◆ Task goal: Print out each entry below exactly, please.

◆ Exercise materials:
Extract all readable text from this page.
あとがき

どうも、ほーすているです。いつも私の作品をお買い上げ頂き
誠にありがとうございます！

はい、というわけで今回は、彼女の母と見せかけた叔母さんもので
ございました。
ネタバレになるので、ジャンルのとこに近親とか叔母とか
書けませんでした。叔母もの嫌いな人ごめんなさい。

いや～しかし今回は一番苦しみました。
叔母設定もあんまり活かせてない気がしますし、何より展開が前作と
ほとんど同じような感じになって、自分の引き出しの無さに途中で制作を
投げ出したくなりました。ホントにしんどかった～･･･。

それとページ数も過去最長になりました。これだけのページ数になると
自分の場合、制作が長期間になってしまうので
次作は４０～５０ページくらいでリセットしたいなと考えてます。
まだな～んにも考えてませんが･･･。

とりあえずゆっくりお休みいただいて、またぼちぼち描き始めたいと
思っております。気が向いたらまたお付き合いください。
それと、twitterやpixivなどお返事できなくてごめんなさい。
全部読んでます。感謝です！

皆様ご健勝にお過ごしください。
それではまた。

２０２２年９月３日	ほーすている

◆ Task solution:
Extract all readable text from this page.
あとがき

どうも、ほーすているです。いつも私の作品をお買い上げ頂き
誠にありがとうございます！

はい、というわけで今回は、彼女の母と見せかけた叔母さんもので
ございました。
ネタバレになるので、ジャンルのとこに近親とか叔母とか
書けませんでした。叔母もの嫌いな人ごめんなさい。

いや～しかし今回は一番苦しみました。
叔母設定もあんまり活かせてない気がしますし、何より展開が前作と
ほとんど同じような感じになって、自分の引き出しの無さに途中で制作を
投げ出したくなりました。ホントにしんどかった～･･･。

それとページ数も過去最長になりました。これだけのページ数になると
自分の場合、制作が長期間になってしまうので
次作は４０～５０ページくらいでリセットしたいなと考えてます。
まだな～んにも考えてませんが･･･。

とりあえずゆっくりお休みいただいて、またぼちぼち描き始めたいと
思っております。気が向いたらまたお付き合いください。
それと、twitterやpixivなどお返事できなくてごめんなさい。
全部読んでます。感謝です！

皆様ご健勝にお過ごしください。
それではまた。

２０２２年９月３日	ほーすている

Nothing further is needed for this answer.